# Exporting from Logic Pro to Sibelius: fastest & most accurate way?



## nas (Dec 16, 2017)

Ok so I have my mockups complete and want to export them to Sibelius to create a full score and parts. I understand there is the _Export_ M_usicXML_ file or _Export_ _MIDI file, _ so...

1. What's the best way to do this?

2. Are there any other procedures I should take _within Logic_ to try and get the most accurate transfer/transcription into Sibelius? (i.e. tweaks in score editor, quantizing notes and note lengths etc..)

Any advice on how to get the best (and quickest) results will be most helpful.

Thanks.


----------



## Saxer (Dec 16, 2017)

MusicXML exports the notes as they are shown in Logic. As Logic already interprets the recorded midi it is one step closer to a good notation. If you switch off the interpretation mode in Logic you can actually see what will be exported as a midi file because that's the non corrected version. If you correct the notes in Logic without the interpretation mode (quantize, note overlap correction, force legato are helping key commands here) it will be a save export too as a midi file. Sibelius has a midi file interpretation system too. It depends if you are faster with Logic or Sibelius where you want to do the notation post pro. I'm faster in Logic.


----------



## nas (Dec 17, 2017)

Saxer said:


> MusicXML exports the notes as they are shown in Logic. As Logic already interprets the recorded midi it is one step closer to a good notation. If you switch off the interpretation mode in Logic you can actually see what will be exported as a midi file because that's the non corrected version. If you correct the notes in Logic without the interpretation mode (quantize, note overlap correction, force legato are helping key commands here) it will be a save export too as a midi file. Sibelius has a midi file interpretation system too. It depends if you are faster with Logic or Sibelius where you want to do the notation post pro. I'm faster in Logic.



Thanks for your reply. So do you have interpretation on _and _also quantize, note overlap correction, and force legato the notes in the score editor before you export to Sibelius... Then export as a MusicXML file? 

Also, I know that some of the editing in the score window is just visual and doesn't affect the MIDI performance, but do you use the same project file or do you make a copy and then use the copy to create a "score version" for export? I'm interested in your general approach in Logic prior to sending it out to Sibelius.

PROVIDED DATA>
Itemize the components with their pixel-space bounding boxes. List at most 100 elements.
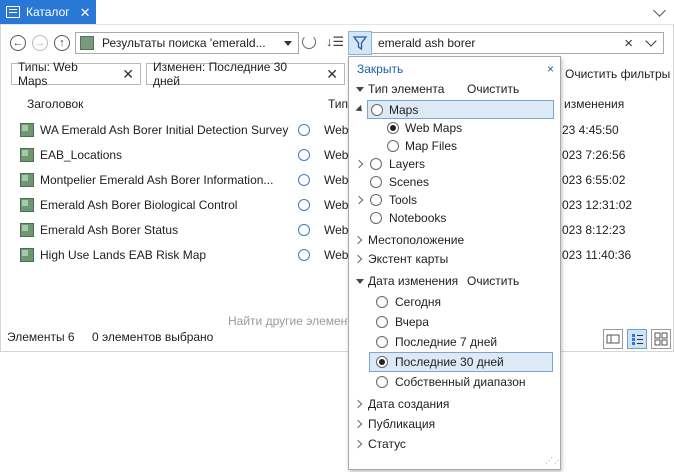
- up-icon[interactable]: ↑: [54, 35, 70, 51]
- last7-radio[interactable]: [376, 336, 388, 348]
- sort-icon[interactable]: ↓☰: [326, 34, 344, 50]
- view-tiles-button[interactable]: [651, 329, 671, 349]
- map-files-radio[interactable]: [387, 140, 399, 152]
- tiles-view-icon: [654, 332, 668, 346]
- today-label: Сегодня: [395, 295, 441, 309]
- last30-label: Последние 30 дней: [395, 355, 504, 369]
- close-icon[interactable]: ×: [547, 62, 554, 76]
- web-map-icon: [20, 247, 34, 262]
- search-input[interactable]: emerald ash borer ×: [372, 32, 664, 54]
- section-date-created[interactable]: Дата создания: [368, 397, 449, 411]
- row-title: High Use Lands EAB Risk Map: [40, 247, 207, 262]
- row-type: Web: [324, 122, 349, 137]
- tab-label: Каталог: [26, 5, 70, 19]
- web-map-icon: [20, 122, 34, 137]
- clear-filters-link[interactable]: Очистить фильтры: [565, 67, 670, 81]
- expand-icon[interactable]: [356, 87, 364, 92]
- row-type: Web: [324, 147, 349, 162]
- notebooks-label: Notebooks: [389, 211, 447, 225]
- search-results-icon: [80, 36, 94, 50]
- details-view-icon: [606, 334, 620, 344]
- row-date: 023 8:12:23: [562, 223, 626, 237]
- tab-bar: [0, 0, 674, 25]
- section-item-type[interactable]: Тип элемента: [368, 82, 444, 96]
- forward-icon[interactable]: →: [32, 35, 48, 51]
- find-more-link[interactable]: Найти другие элемент: [228, 314, 353, 328]
- row-title: EAB_Locations: [40, 147, 123, 162]
- maps-label: Maps: [389, 103, 419, 117]
- row-date: 023 12:31:02: [562, 198, 633, 212]
- section-publishing[interactable]: Публикация: [368, 417, 435, 431]
- globe-icon: [298, 148, 310, 161]
- view-details-button[interactable]: [603, 329, 623, 349]
- globe-icon: [298, 173, 310, 186]
- row-type: Web: [324, 222, 349, 237]
- column-modified[interactable]: изменения: [564, 97, 624, 111]
- layers-label: Layers: [389, 157, 426, 171]
- web-maps-radio[interactable]: [387, 122, 399, 134]
- row-type: Web: [324, 247, 349, 262]
- web-map-icon: [20, 172, 34, 187]
- layers-radio[interactable]: [370, 158, 382, 170]
- filter-button[interactable]: [348, 31, 372, 55]
- custom-range-radio[interactable]: [376, 376, 388, 388]
- clear-date-link[interactable]: Очистить: [467, 274, 519, 288]
- row-title: Emerald Ash Borer Biological Control: [40, 197, 238, 212]
- path-text: Результаты поиска 'emerald...: [102, 36, 266, 50]
- remove-chip-icon[interactable]: ✕: [326, 66, 338, 83]
- back-icon[interactable]: ←: [10, 35, 26, 51]
- row-type: Web: [324, 197, 349, 212]
- web-map-icon: [20, 222, 34, 237]
- search-options-chevron-icon[interactable]: [645, 35, 657, 47]
- globe-icon: [298, 223, 310, 236]
- view-list-button[interactable]: [627, 329, 647, 349]
- today-radio[interactable]: [376, 296, 388, 308]
- table-row[interactable]: WA Emerald Ash Borer Initial Detection S…: [20, 117, 350, 142]
- column-type[interactable]: Тип: [328, 97, 348, 111]
- section-date-modified[interactable]: Дата изменения: [368, 274, 458, 288]
- expand-date-icon[interactable]: [356, 279, 364, 284]
- tab-catalog[interactable]: Каталог ✕: [0, 0, 96, 24]
- clear-search-icon[interactable]: ×: [624, 35, 633, 52]
- web-map-icon: [20, 147, 34, 162]
- chip-modified[interactable]: Изменен: Последние 30 дней ✕: [146, 60, 345, 88]
- tab-close-icon[interactable]: ✕: [80, 6, 91, 19]
- yesterday-label: Вчера: [395, 315, 429, 329]
- globe-icon: [298, 198, 310, 211]
- chip-label: Изменен: Последние 30 дней: [153, 60, 288, 88]
- tools-label: Tools: [389, 193, 418, 207]
- maps-checkbox[interactable]: [371, 104, 383, 116]
- location-path-dropdown[interactable]: Результаты поиска 'emerald...: [75, 32, 299, 54]
- scenes-radio[interactable]: [370, 176, 382, 188]
- close-filter-link[interactable]: Закрыть: [357, 62, 403, 76]
- tools-radio[interactable]: [370, 194, 382, 206]
- column-title[interactable]: Заголовок: [27, 97, 83, 111]
- resize-grip-icon[interactable]: ⋰⋰: [545, 456, 563, 465]
- scenes-label: Scenes: [389, 175, 430, 189]
- custom-range-label: Собственный диапазон: [395, 375, 526, 389]
- last30-radio[interactable]: [376, 356, 388, 368]
- remove-chip-icon[interactable]: ✕: [122, 66, 134, 83]
- notebooks-radio[interactable]: [370, 212, 382, 224]
- map-files-label: Map Files: [405, 139, 458, 153]
- yesterday-radio[interactable]: [376, 316, 388, 328]
- web-maps-label: Web Maps: [405, 121, 463, 135]
- section-location[interactable]: Местоположение: [368, 233, 464, 247]
- row-title: Emerald Ash Borer Status: [40, 222, 179, 237]
- dropdown-arrow-icon: [284, 40, 292, 46]
- table-row[interactable]: Montpelier Emerald Ash Borer Information…: [20, 167, 350, 192]
- table-row[interactable]: Emerald Ash Borer Biological Control Web: [20, 192, 350, 217]
- row-date: 23 4:45:50: [562, 123, 619, 137]
- table-row[interactable]: High Use Lands EAB Risk Map Web: [20, 242, 350, 267]
- chip-types[interactable]: Типы: Web Maps ✕: [11, 60, 141, 88]
- section-map-extent[interactable]: Экстент карты: [368, 252, 448, 266]
- table-row[interactable]: Emerald Ash Borer Status Web: [20, 217, 350, 242]
- list-view-icon: [632, 334, 643, 345]
- refresh-icon[interactable]: [302, 35, 316, 49]
- chip-label: Типы: Web Maps: [18, 60, 78, 88]
- search-value: emerald ash borer: [378, 36, 476, 50]
- clear-type-link[interactable]: Очистить: [467, 82, 519, 96]
- table-row[interactable]: EAB_Locations Web: [20, 142, 350, 167]
- item-count: Элементы 6: [7, 330, 75, 344]
- section-status[interactable]: Статус: [368, 437, 406, 451]
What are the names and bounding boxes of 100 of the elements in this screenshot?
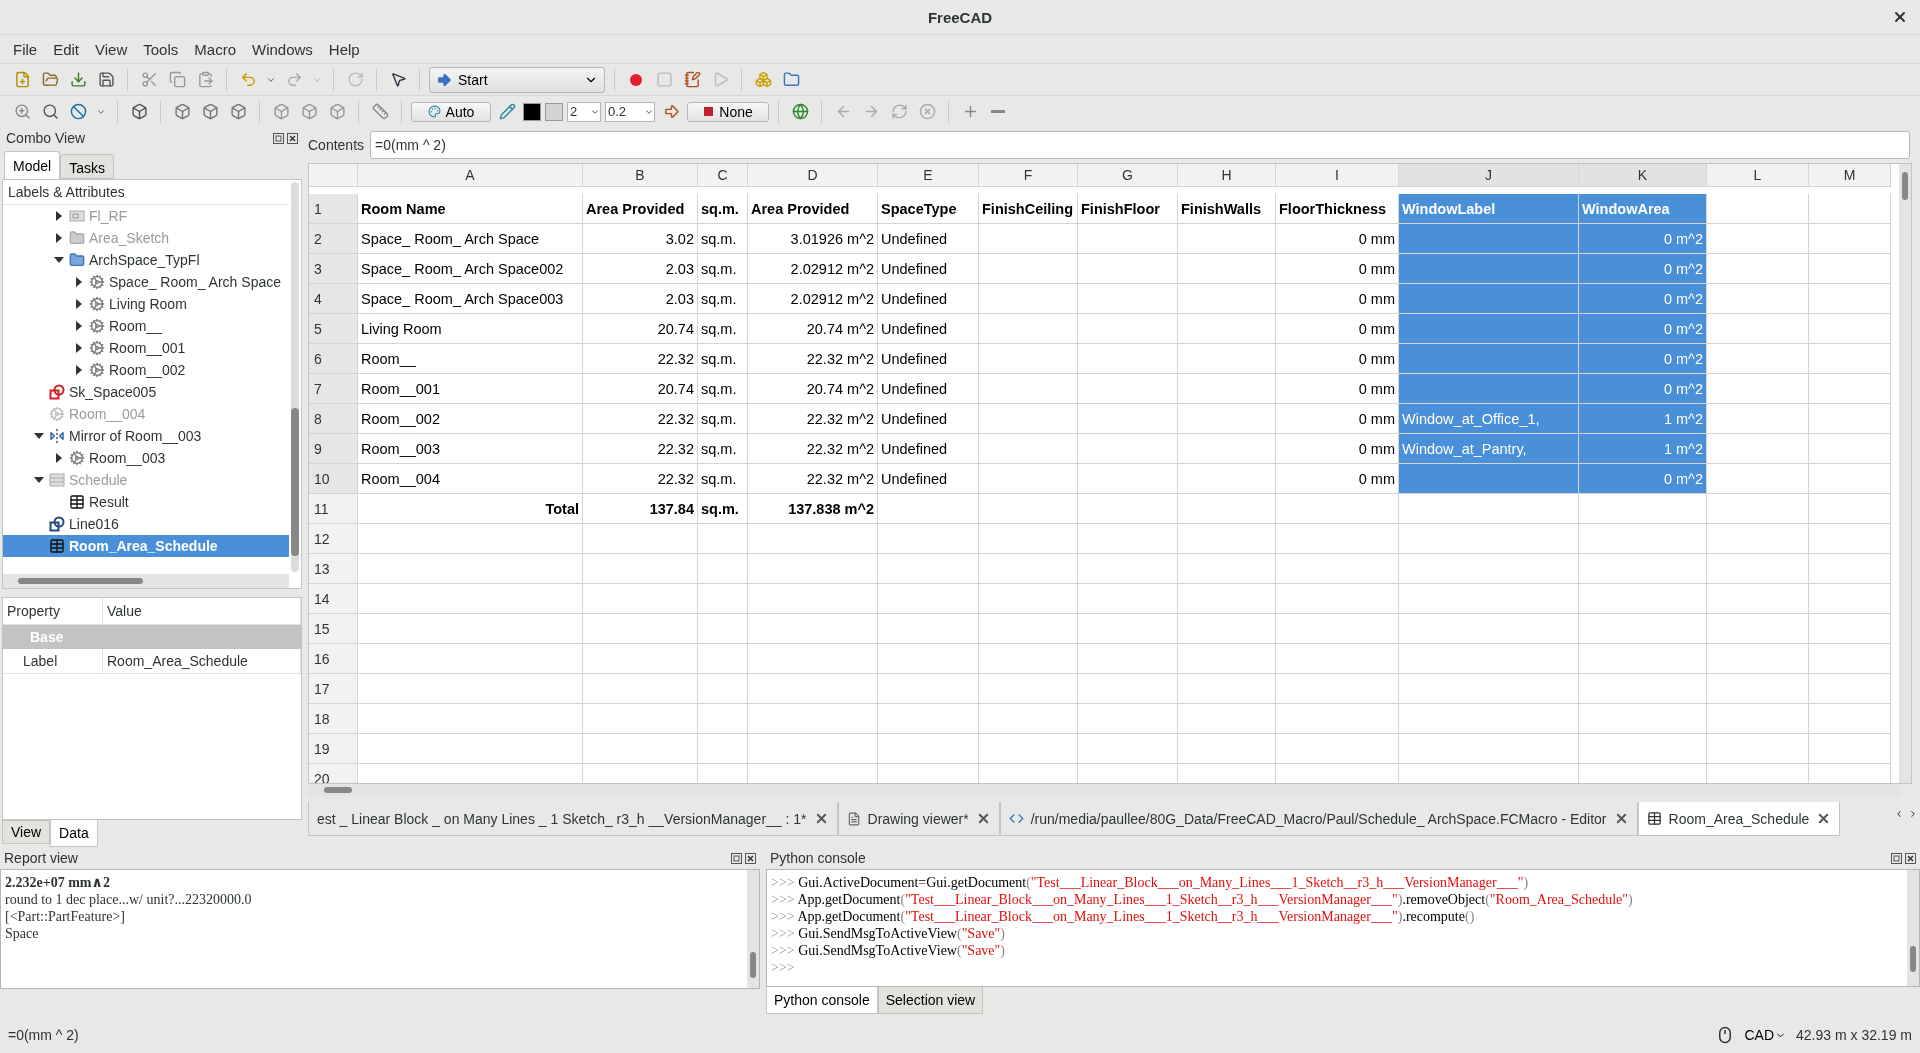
- empty-cell[interactable]: [1809, 584, 1891, 614]
- empty-cell[interactable]: [1809, 524, 1891, 554]
- empty-cell[interactable]: [1276, 554, 1399, 584]
- contents-field[interactable]: =0(mm ^ 2): [370, 131, 1910, 159]
- empty-cell[interactable]: [878, 584, 979, 614]
- table-cell[interactable]: Area Provided: [748, 194, 878, 224]
- empty-cell[interactable]: [1707, 614, 1809, 644]
- expand-arrow-icon[interactable]: [74, 299, 84, 309]
- menu-item[interactable]: Windows: [245, 37, 320, 61]
- empty-cell[interactable]: [698, 554, 748, 584]
- empty-cell[interactable]: [1399, 734, 1579, 764]
- empty-cell[interactable]: [1809, 374, 1891, 404]
- empty-cell[interactable]: [1276, 644, 1399, 674]
- empty-cell[interactable]: [979, 704, 1078, 734]
- menu-item[interactable]: Tools: [136, 37, 186, 61]
- row-header[interactable]: 7: [309, 374, 358, 404]
- document-tab[interactable]: Room_Area_Schedule: [1637, 802, 1841, 836]
- table-cell[interactable]: Undefined: [878, 224, 979, 254]
- empty-cell[interactable]: [1809, 674, 1891, 704]
- document-tab[interactable]: Drawing viewer*: [837, 802, 1000, 836]
- expand-arrow-icon[interactable]: [74, 277, 84, 287]
- table-cell[interactable]: Space_ Room_ Arch Space003: [358, 284, 583, 314]
- row-header[interactable]: 3: [309, 254, 358, 284]
- table-cell[interactable]: 20.74: [583, 314, 698, 344]
- empty-cell[interactable]: [979, 284, 1078, 314]
- empty-cell[interactable]: [878, 494, 979, 524]
- tree-item[interactable]: Space_ Room_ Arch Space: [3, 271, 289, 293]
- table-cell[interactable]: 20.74 m^2: [748, 314, 878, 344]
- empty-cell[interactable]: [1078, 404, 1178, 434]
- table-cell[interactable]: Space_ Room_ Arch Space: [358, 224, 583, 254]
- empty-cell[interactable]: [979, 224, 1078, 254]
- row-header[interactable]: 9: [309, 434, 358, 464]
- table-cell[interactable]: 2.02912 m^2: [748, 254, 878, 284]
- table-cell[interactable]: sq.m.: [698, 344, 748, 374]
- empty-cell[interactable]: [1178, 734, 1276, 764]
- empty-cell[interactable]: [1707, 494, 1809, 524]
- table-cell[interactable]: 2.03: [583, 254, 698, 284]
- empty-cell[interactable]: [1276, 524, 1399, 554]
- tab[interactable]: Python console: [766, 987, 878, 1014]
- empty-cell[interactable]: [1399, 494, 1579, 524]
- empty-cell[interactable]: [979, 494, 1078, 524]
- empty-cell[interactable]: [1809, 404, 1891, 434]
- empty-cell[interactable]: [698, 674, 748, 704]
- row-header[interactable]: 12: [309, 524, 358, 554]
- table-cell[interactable]: sq.m.: [698, 254, 748, 284]
- empty-cell[interactable]: [1809, 464, 1891, 494]
- table-cell[interactable]: 22.32 m^2: [748, 434, 878, 464]
- empty-cell[interactable]: [979, 734, 1078, 764]
- tab[interactable]: Model: [4, 151, 61, 179]
- empty-cell[interactable]: [1178, 464, 1276, 494]
- table-cell[interactable]: Room__003: [358, 434, 583, 464]
- empty-cell[interactable]: [1178, 404, 1276, 434]
- row-header[interactable]: 16: [309, 644, 358, 674]
- empty-cell[interactable]: [1276, 614, 1399, 644]
- table-cell[interactable]: 22.32: [583, 434, 698, 464]
- empty-cell[interactable]: [1078, 614, 1178, 644]
- tab[interactable]: Selection view: [877, 987, 984, 1014]
- empty-cell[interactable]: [698, 644, 748, 674]
- table-cell[interactable]: 22.32 m^2: [748, 344, 878, 374]
- empty-cell[interactable]: [1178, 614, 1276, 644]
- row-header[interactable]: 8: [309, 404, 358, 434]
- table-cell[interactable]: 22.32: [583, 464, 698, 494]
- empty-cell[interactable]: [1399, 644, 1579, 674]
- empty-cell[interactable]: [1178, 374, 1276, 404]
- expand-arrow-icon[interactable]: [54, 211, 64, 221]
- empty-cell[interactable]: [698, 584, 748, 614]
- empty-cell[interactable]: [1276, 704, 1399, 734]
- row-header[interactable]: 19: [309, 734, 358, 764]
- spin-field[interactable]: 2: [567, 101, 601, 122]
- empty-cell[interactable]: [1178, 254, 1276, 284]
- empty-cell[interactable]: [1399, 614, 1579, 644]
- empty-cell[interactable]: [1707, 674, 1809, 704]
- menu-item[interactable]: Help: [321, 37, 367, 61]
- selected-cell[interactable]: [1399, 284, 1579, 314]
- empty-cell[interactable]: [583, 644, 698, 674]
- empty-cell[interactable]: [1809, 194, 1891, 224]
- empty-cell[interactable]: [698, 734, 748, 764]
- empty-cell[interactable]: [1579, 644, 1707, 674]
- empty-cell[interactable]: [1178, 344, 1276, 374]
- table-cell[interactable]: Undefined: [878, 374, 979, 404]
- empty-cell[interactable]: [1579, 524, 1707, 554]
- empty-cell[interactable]: [1809, 254, 1891, 284]
- empty-cell[interactable]: [748, 644, 878, 674]
- empty-cell[interactable]: [1276, 494, 1399, 524]
- document-tab[interactable]: /run/media/paullee/80G_Data/FreeCAD_Macro/Paul/Schedule_ ArchSpace.FCMacro - Editor: [999, 802, 1638, 836]
- selected-cell[interactable]: [1399, 344, 1579, 374]
- table-cell[interactable]: Undefined: [878, 344, 979, 374]
- float-icon[interactable]: [273, 132, 284, 144]
- empty-cell[interactable]: [583, 554, 698, 584]
- empty-cell[interactable]: [878, 674, 979, 704]
- empty-cell[interactable]: [979, 524, 1078, 554]
- table-cell[interactable]: SpaceType: [878, 194, 979, 224]
- empty-cell[interactable]: [748, 734, 878, 764]
- empty-cell[interactable]: [748, 704, 878, 734]
- tree-item[interactable]: Room__002: [3, 359, 289, 381]
- column-header[interactable]: F: [979, 164, 1078, 187]
- empty-cell[interactable]: [1707, 644, 1809, 674]
- table-cell[interactable]: sq.m.: [698, 464, 748, 494]
- empty-cell[interactable]: [1579, 554, 1707, 584]
- empty-cell[interactable]: [748, 554, 878, 584]
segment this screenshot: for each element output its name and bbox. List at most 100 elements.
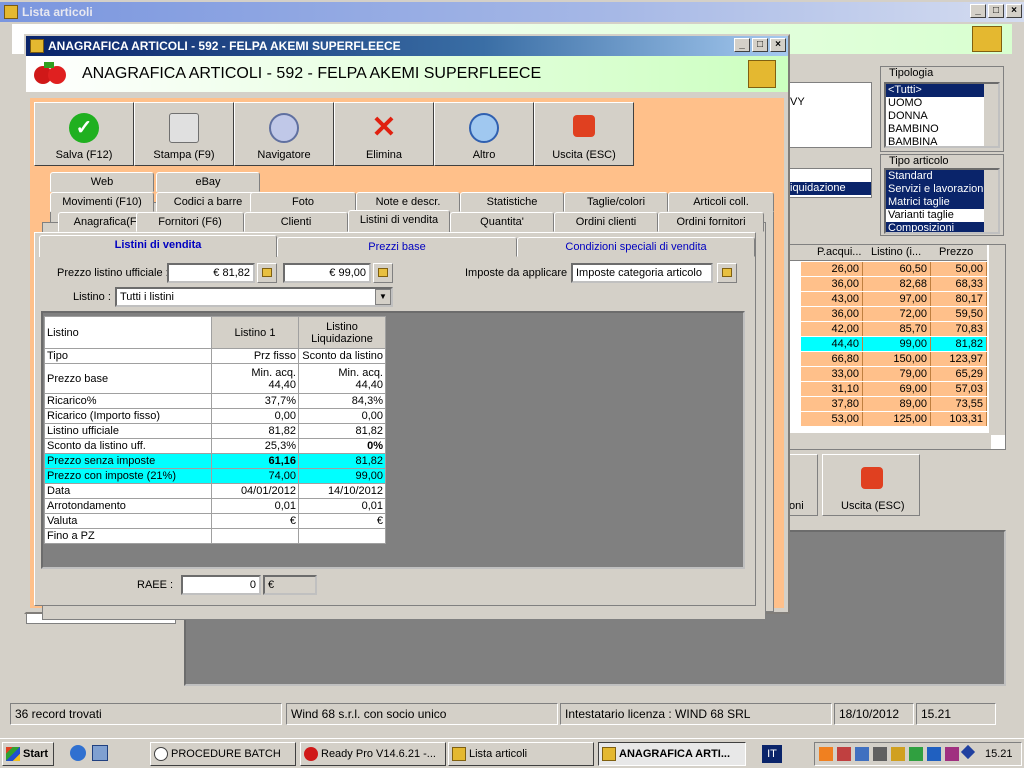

TO BE DONE> Extend the forum thread above on exporting from Logic Pro to Sibelius, picking up right after its last post.

EXERCISE RESULT>
Thanks


----------



## Saxer (Dec 17, 2017)

I make a copy of the mockup before export. The editing is done for the notation only. Not everything will be exported (like chord symbols) so I only correct notes in Logic. For XML export quantisation isn't necessary as long as Logic shows the correct notation but I find editing of quantized material easier.
Note overlap correction and force legato the notes are key commands for editing single or selected groups of notes. I use them for editing only if somethings not shown correctly. Worth to have a look at is the syncopation too. It can help to optimize syncopated notes for reading (like figures of two eights, an eight rest and another eight. With syncopation on the second note it can be written as eight - quarter - eight). I do that kind of stuff before exporting.


----------



## nas (Dec 17, 2017)

Saxer said:


> I make a copy of the mockup before export. The editing is done for the notation only. Not everything will be exported (like chord symbols etc) so I only correct notes in Logic.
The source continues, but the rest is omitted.